--- TASK MATERIAL ---
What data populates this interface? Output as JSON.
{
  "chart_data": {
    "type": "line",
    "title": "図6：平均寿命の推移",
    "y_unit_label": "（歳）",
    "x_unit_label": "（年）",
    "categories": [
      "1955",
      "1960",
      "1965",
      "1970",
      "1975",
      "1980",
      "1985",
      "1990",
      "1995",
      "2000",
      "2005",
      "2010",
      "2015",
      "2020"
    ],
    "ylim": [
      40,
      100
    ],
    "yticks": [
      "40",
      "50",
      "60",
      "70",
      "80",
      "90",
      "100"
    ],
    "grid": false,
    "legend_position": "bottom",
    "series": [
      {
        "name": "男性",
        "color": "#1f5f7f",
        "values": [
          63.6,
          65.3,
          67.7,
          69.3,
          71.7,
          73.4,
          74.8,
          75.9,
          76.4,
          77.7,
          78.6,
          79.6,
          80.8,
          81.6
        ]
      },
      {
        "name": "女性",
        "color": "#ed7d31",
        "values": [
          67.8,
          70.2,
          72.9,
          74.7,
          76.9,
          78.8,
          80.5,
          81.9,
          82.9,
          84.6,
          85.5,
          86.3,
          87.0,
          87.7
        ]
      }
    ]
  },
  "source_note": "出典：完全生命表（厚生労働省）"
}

--- AIM OF THE TASK ---
Return every entry exactly as given.

--- SOLUTION ---
What data populates this interface? Output as JSON.
{
  "chart_data": {
    "type": "line",
    "title": "図6：平均寿命の推移",
    "y_unit_label": "（歳）",
    "x_unit_label": "（年）",
    "categories": [
      "1955",
      "1960",
      "1965",
      "1970",
      "1975",
      "1980",
      "1985",
      "1990",
      "1995",
      "2000",
      "2005",
      "2010",
      "2015",
      "2020"
    ],
    "ylim": [
      40,
      100
    ],
    "yticks": [
      "40",
      "50",
      "60",
      "70",
      "80",
      "90",
      "100"
    ],
    "grid": false,
    "legend_position": "bottom",
    "series": [
      {
        "name": "男性",
        "color": "#1f5f7f",
        "values": [
          63.6,
          65.3,
          67.7,
          69.3,
          71.7,
          73.4,
          74.8,
          75.9,
          76.4,
          77.7,
          78.6,
          79.6,
          80.8,
          81.6
        ]
      },
      {
        "name": "女性",
        "color": "#ed7d31",
        "values": [
          67.8,
          70.2,
          72.9,
          74.7,
          76.9,
          78.8,
          80.5,
          81.9,
          82.9,
          84.6,
          85.5,
          86.3,
          87.0,
          87.7
        ]
      }
    ]
  },
  "source_note": "出典：完全生命表（厚生労働省）"
}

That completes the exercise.